Start of Block
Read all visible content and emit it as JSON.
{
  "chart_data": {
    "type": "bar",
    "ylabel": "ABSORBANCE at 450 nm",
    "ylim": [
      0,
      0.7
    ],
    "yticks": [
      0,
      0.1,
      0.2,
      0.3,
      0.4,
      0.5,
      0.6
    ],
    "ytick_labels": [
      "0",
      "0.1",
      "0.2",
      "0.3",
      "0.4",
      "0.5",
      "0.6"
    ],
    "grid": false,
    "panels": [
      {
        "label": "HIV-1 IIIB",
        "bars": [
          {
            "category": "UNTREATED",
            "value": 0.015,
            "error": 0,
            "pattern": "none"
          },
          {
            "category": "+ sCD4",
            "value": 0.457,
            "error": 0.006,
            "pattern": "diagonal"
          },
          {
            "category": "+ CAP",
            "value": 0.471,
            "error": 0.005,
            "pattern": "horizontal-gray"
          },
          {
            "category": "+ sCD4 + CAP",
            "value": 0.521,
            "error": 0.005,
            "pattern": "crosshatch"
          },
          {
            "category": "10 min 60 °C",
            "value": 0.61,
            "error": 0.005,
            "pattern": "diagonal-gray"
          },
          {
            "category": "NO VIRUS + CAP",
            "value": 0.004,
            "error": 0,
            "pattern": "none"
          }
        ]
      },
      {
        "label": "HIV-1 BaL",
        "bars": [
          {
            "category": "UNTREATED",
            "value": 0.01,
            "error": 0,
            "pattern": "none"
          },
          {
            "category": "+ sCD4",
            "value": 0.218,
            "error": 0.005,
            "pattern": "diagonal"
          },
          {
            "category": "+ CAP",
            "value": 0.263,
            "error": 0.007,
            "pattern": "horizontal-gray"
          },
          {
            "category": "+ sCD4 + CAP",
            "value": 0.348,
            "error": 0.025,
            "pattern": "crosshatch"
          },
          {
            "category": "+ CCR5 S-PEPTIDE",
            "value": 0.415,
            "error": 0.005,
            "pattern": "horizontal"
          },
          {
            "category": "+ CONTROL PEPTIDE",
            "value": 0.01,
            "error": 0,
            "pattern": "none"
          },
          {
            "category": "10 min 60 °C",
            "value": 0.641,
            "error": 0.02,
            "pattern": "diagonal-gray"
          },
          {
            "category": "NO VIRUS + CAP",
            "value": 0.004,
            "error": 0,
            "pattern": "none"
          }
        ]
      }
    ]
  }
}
End of Block
> _Instructions to follow_
Whenever the string "PEPTIDE" shows up on a line of the listing, copy that line.

> _Result of this task_
            "category": "+ CCR5 S-PEPTIDE",
            "category": "+ CONTROL PEPTIDE",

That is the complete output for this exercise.